> **Task description**
Below is a block of data; give all of it again word for word.

> **Extracted entries**
________________

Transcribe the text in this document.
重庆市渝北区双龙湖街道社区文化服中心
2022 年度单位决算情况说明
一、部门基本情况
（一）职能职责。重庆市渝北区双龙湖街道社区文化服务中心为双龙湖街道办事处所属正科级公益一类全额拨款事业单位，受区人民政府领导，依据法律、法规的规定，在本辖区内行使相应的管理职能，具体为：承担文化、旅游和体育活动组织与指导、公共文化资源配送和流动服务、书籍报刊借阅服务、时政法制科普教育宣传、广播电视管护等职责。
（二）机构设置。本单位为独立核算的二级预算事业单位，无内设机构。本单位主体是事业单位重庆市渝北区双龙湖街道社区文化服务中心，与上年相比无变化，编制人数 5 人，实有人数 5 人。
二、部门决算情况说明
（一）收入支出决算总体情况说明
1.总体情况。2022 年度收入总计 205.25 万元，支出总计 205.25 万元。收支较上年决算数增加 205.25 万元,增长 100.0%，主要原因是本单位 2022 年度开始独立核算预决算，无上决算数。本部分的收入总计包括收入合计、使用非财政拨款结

________________

> **Full response**
Transcribe the text in this document.
重庆市渝北区双龙湖街道社区文化服中心
2022 年度单位决算情况说明
一、部门基本情况
（一）职能职责。重庆市渝北区双龙湖街道社区文化服务中心为双龙湖街道办事处所属正科级公益一类全额拨款事业单位，受区人民政府领导，依据法律、法规的规定，在本辖区内行使相应的管理职能，具体为：承担文化、旅游和体育活动组织与指导、公共文化资源配送和流动服务、书籍报刊借阅服务、时政法制科普教育宣传、广播电视管护等职责。
（二）机构设置。本单位为独立核算的二级预算事业单位，无内设机构。本单位主体是事业单位重庆市渝北区双龙湖街道社区文化服务中心，与上年相比无变化，编制人数 5 人，实有人数 5 人。
二、部门决算情况说明
（一）收入支出决算总体情况说明
1.总体情况。2022 年度收入总计 205.25 万元，支出总计 205.25 万元。收支较上年决算数增加 205.25 万元,增长 100.0%，主要原因是本单位 2022 年度开始独立核算预决算，无上决算数。本部分的收入总计包括收入合计、使用非财政拨款结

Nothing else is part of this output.